● **PROBLEM REQUIREMENTS**
All of the records listed below should be retyped exactly.

Data records
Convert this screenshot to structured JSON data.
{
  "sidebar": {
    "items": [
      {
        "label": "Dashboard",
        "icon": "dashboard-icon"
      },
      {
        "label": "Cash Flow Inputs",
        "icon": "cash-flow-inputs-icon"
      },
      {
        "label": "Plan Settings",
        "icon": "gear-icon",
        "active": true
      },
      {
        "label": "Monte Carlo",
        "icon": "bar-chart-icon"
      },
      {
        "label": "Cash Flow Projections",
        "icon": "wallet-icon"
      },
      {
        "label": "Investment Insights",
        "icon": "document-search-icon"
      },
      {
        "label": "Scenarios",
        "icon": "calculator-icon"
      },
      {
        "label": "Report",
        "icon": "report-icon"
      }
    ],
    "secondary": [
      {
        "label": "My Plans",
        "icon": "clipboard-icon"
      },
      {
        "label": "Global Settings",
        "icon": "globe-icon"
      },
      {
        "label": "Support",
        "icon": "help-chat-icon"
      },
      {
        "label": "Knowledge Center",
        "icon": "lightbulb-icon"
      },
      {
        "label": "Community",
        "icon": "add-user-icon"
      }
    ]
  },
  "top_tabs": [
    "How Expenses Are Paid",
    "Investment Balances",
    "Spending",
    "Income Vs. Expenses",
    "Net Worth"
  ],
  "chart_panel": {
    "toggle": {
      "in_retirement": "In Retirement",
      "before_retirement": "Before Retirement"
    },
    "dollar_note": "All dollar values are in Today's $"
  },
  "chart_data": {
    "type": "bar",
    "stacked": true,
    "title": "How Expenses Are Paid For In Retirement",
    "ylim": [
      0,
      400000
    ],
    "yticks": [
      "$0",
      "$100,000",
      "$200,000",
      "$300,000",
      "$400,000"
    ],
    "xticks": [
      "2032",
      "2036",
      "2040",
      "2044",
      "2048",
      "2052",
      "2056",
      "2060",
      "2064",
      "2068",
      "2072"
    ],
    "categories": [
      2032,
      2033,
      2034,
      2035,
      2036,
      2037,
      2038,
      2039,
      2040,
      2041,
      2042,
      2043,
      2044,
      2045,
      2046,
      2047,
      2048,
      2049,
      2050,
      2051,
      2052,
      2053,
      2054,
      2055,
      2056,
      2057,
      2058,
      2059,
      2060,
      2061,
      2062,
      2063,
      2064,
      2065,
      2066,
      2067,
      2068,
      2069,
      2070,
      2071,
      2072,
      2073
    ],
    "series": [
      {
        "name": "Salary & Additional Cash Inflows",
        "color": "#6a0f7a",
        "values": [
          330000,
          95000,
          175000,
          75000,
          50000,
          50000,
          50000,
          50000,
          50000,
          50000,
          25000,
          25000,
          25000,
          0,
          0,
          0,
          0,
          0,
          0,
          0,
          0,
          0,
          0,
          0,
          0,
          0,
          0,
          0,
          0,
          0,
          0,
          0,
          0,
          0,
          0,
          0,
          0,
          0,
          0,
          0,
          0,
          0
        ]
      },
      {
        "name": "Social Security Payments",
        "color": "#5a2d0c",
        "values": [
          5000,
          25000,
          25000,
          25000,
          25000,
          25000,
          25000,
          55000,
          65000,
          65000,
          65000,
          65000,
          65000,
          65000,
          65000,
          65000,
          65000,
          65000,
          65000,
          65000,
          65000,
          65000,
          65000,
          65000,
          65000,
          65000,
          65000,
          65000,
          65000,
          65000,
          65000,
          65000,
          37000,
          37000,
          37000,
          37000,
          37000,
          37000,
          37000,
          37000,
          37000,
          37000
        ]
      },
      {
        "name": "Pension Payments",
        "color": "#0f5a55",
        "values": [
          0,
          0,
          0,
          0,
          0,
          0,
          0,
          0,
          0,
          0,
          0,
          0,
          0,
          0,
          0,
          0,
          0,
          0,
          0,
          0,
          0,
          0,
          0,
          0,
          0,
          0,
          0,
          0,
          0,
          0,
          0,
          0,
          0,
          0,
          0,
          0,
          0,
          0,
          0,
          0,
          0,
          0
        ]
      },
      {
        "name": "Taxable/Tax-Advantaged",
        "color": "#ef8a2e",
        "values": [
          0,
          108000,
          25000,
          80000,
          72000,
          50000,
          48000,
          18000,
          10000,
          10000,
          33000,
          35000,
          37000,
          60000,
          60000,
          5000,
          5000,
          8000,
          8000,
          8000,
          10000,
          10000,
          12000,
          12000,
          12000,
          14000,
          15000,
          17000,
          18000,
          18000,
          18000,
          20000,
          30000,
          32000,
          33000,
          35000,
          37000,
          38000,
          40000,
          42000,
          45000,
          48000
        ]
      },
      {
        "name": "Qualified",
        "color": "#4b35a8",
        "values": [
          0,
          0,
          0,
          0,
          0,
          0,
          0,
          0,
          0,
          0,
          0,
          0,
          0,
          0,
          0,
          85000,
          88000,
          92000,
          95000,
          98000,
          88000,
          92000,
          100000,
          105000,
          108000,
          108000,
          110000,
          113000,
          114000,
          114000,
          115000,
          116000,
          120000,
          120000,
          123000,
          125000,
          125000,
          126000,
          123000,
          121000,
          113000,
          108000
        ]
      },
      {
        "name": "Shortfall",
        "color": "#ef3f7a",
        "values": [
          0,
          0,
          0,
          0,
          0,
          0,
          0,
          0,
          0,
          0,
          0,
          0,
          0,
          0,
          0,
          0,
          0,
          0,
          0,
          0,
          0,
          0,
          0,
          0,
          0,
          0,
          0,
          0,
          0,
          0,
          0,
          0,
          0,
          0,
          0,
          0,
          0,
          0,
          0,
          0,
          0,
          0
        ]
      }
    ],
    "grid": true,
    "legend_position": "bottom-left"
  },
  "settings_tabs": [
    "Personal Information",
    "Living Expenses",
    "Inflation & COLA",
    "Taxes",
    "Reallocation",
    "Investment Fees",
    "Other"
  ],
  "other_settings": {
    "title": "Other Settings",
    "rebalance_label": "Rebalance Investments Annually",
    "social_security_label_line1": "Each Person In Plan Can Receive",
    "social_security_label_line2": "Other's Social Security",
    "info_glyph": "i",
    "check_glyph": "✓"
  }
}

● **WRITTEN SOLUTION**
Convert this screenshot to structured JSON data.
{
  "sidebar": {
    "items": [
      {
        "label": "Dashboard",
        "icon": "dashboard-icon"
      },
      {
        "label": "Cash Flow Inputs",
        "icon": "cash-flow-inputs-icon"
      },
      {
        "label": "Plan Settings",
        "icon": "gear-icon",
        "active": true
      },
      {
        "label": "Monte Carlo",
        "icon": "bar-chart-icon"
      },
      {
        "label": "Cash Flow Projections",
        "icon": "wallet-icon"
      },
      {
        "label": "Investment Insights",
        "icon": "document-search-icon"
      },
      {
        "label": "Scenarios",
        "icon": "calculator-icon"
      },
      {
        "label": "Report",
        "icon": "report-icon"
      }
    ],
    "secondary": [
      {
        "label": "My Plans",
        "icon": "clipboard-icon"
      },
      {
        "label": "Global Settings",
        "icon": "globe-icon"
      },
      {
        "label": "Support",
        "icon": "help-chat-icon"
      },
      {
        "label": "Knowledge Center",
        "icon": "lightbulb-icon"
      },
      {
        "label": "Community",
        "icon": "add-user-icon"
      }
    ]
  },
  "top_tabs": [
    "How Expenses Are Paid",
    "Investment Balances",
    "Spending",
    "Income Vs. Expenses",
    "Net Worth"
  ],
  "chart_panel": {
    "toggle": {
      "in_retirement": "In Retirement",
      "before_retirement": "Before Retirement"
    },
    "dollar_note": "All dollar values are in Today's $"
  },
  "chart_data": {
    "type": "bar",
    "stacked": true,
    "title": "How Expenses Are Paid For In Retirement",
    "ylim": [
      0,
      400000
    ],
    "yticks": [
      "$0",
      "$100,000",
      "$200,000",
      "$300,000",
      "$400,000"
    ],
    "xticks": [
      "2032",
      "2036",
      "2040",
      "2044",
      "2048",
      "2052",
      "2056",
      "2060",
      "2064",
      "2068",
      "2072"
    ],
    "categories": [
      2032,
      2033,
      2034,
      2035,
      2036,
      2037,
      2038,
      2039,
      2040,
      2041,
      2042,
      2043,
      2044,
      2045,
      2046,
      2047,
      2048,
      2049,
      2050,
      2051,
      2052,
      2053,
      2054,
      2055,
      2056,
      2057,
      2058,
      2059,
      2060,
      2061,
      2062,
      2063,
      2064,
      2065,
      2066,
      2067,
      2068,
      2069,
      2070,
      2071,
      2072,
      2073
    ],
    "series": [
      {
        "name": "Salary & Additional Cash Inflows",
        "color": "#6a0f7a",
        "values": [
          330000,
          95000,
          175000,
          75000,
          50000,
          50000,
          50000,
          50000,
          50000,
          50000,
          25000,
          25000,
          25000,
          0,
          0,
          0,
          0,
          0,
          0,
          0,
          0,
          0,
          0,
          0,
          0,
          0,
          0,
          0,
          0,
          0,
          0,
          0,
          0,
          0,
          0,
          0,
          0,
          0,
          0,
          0,
          0,
          0
        ]
      },
      {
        "name": "Social Security Payments",
        "color": "#5a2d0c",
        "values": [
          5000,
          25000,
          25000,
          25000,
          25000,
          25000,
          25000,
          55000,
          65000,
          65000,
          65000,
          65000,
          65000,
          65000,
          65000,
          65000,
          65000,
          65000,
          65000,
          65000,
          65000,
          65000,
          65000,
          65000,
          65000,
          65000,
          65000,
          65000,
          65000,
          65000,
          65000,
          65000,
          37000,
          37000,
          37000,
          37000,
          37000,
          37000,
          37000,
          37000,
          37000,
          37000
        ]
      },
      {
        "name": "Pension Payments",
        "color": "#0f5a55",
        "values": [
          0,
          0,
          0,
          0,
          0,
          0,
          0,
          0,
          0,
          0,
          0,
          0,
          0,
          0,
          0,
          0,
          0,
          0,
          0,
          0,
          0,
          0,
          0,
          0,
          0,
          0,
          0,
          0,
          0,
          0,
          0,
          0,
          0,
          0,
          0,
          0,
          0,
          0,
          0,
          0,
          0,
          0
        ]
      },
      {
        "name": "Taxable/Tax-Advantaged",
        "color": "#ef8a2e",
        "values": [
          0,
          108000,
          25000,
          80000,
          72000,
          50000,
          48000,
          18000,
          10000,
          10000,
          33000,
          35000,
          37000,
          60000,
          60000,
          5000,
          5000,
          8000,
          8000,
          8000,
          10000,
          10000,
          12000,
          12000,
          12000,
          14000,
          15000,
          17000,
          18000,
          18000,
          18000,
          20000,
          30000,
          32000,
          33000,
          35000,
          37000,
          38000,
          40000,
          42000,
          45000,
          48000
        ]
      },
      {
        "name": "Qualified",
        "color": "#4b35a8",
        "values": [
          0,
          0,
          0,
          0,
          0,
          0,
          0,
          0,
          0,
          0,
          0,
          0,
          0,
          0,
          0,
          85000,
          88000,
          92000,
          95000,
          98000,
          88000,
          92000,
          100000,
          105000,
          108000,
          108000,
          110000,
          113000,
          114000,
          114000,
          115000,
          116000,
          120000,
          120000,
          123000,
          125000,
          125000,
          126000,
          123000,
          121000,
          113000,
          108000
        ]
      },
      {
        "name": "Shortfall",
        "color": "#ef3f7a",
        "values": [
          0,
          0,
          0,
          0,
          0,
          0,
          0,
          0,
          0,
          0,
          0,
          0,
          0,
          0,
          0,
          0,
          0,
          0,
          0,
          0,
          0,
          0,
          0,
          0,
          0,
          0,
          0,
          0,
          0,
          0,
          0,
          0,
          0,
          0,
          0,
          0,
          0,
          0,
          0,
          0,
          0,
          0
        ]
      }
    ],
    "grid": true,
    "legend_position": "bottom-left"
  },
  "settings_tabs": [
    "Personal Information",
    "Living Expenses",
    "Inflation & COLA",
    "Taxes",
    "Reallocation",
    "Investment Fees",
    "Other"
  ],
  "other_settings": {
    "title": "Other Settings",
    "rebalance_label": "Rebalance Investments Annually",
    "social_security_label_line1": "Each Person In Plan Can Receive",
    "social_security_label_line2": "Other's Social Security",
    "info_glyph": "i",
    "check_glyph": "✓"
  }
}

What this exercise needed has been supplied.